**WHAT YOU HAVE TO DO:**
State the number of lines that hold the string "this", with nothing added.

## BEGIN EXERCISE INPUTS

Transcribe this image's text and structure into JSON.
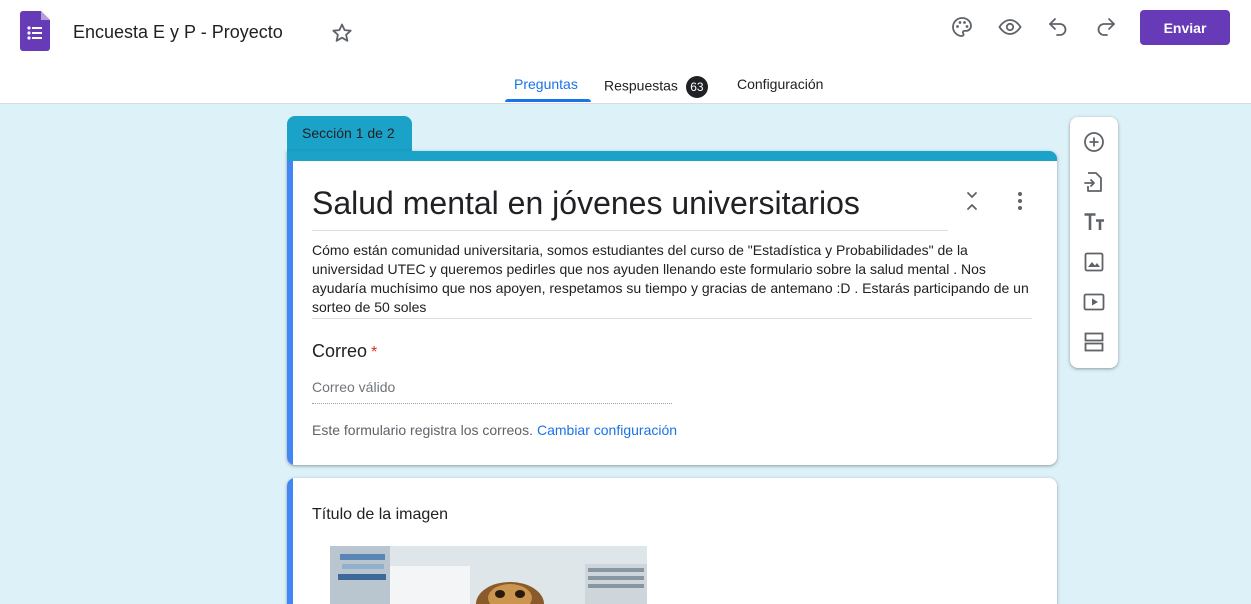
{
  "header": {
    "doc_title": "Encuesta E y P - Proyecto",
    "send_label": "Enviar",
    "icons": [
      "forms-logo-icon",
      "star-icon",
      "palette-icon",
      "eye-preview-icon",
      "undo-icon",
      "redo-icon"
    ],
    "accent_color": "#673ab7"
  },
  "tabs": {
    "questions": "Preguntas",
    "responses": "Respuestas",
    "responses_count": "63",
    "settings": "Configuración"
  },
  "section": {
    "label": "Sección 1 de 2",
    "color": "#1ba2c9"
  },
  "form": {
    "title": "Salud mental en jóvenes universitarios",
    "description": "Cómo están comunidad universitaria, somos estudiantes del curso de \"Estadística y Probabilidades\" de la universidad UTEC y queremos pedirles que nos ayuden llenando este formulario sobre la salud mental . Nos ayudaría muchísimo que nos apoyen, respetamos su tiempo y gracias de antemano :D . Estarás participando de un sorteo de 50 soles",
    "email_question": {
      "label": "Correo",
      "required_mark": "*",
      "placeholder": "Correo válido"
    },
    "email_note": "Este formulario registra los correos.",
    "email_note_link": "Cambiar configuración"
  },
  "image_item": {
    "title": "Título de la imagen"
  },
  "toolbar": {
    "icons": [
      "add-question-icon",
      "import-questions-icon",
      "add-title-icon",
      "add-image-icon",
      "add-video-icon",
      "add-section-icon"
    ]
  }
}
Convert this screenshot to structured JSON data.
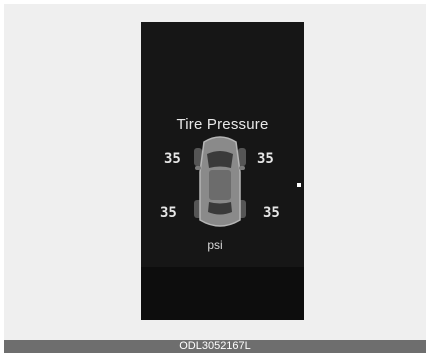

## END EXERCISE INPUTS

**RESULT OF THE EXERCISE:**
2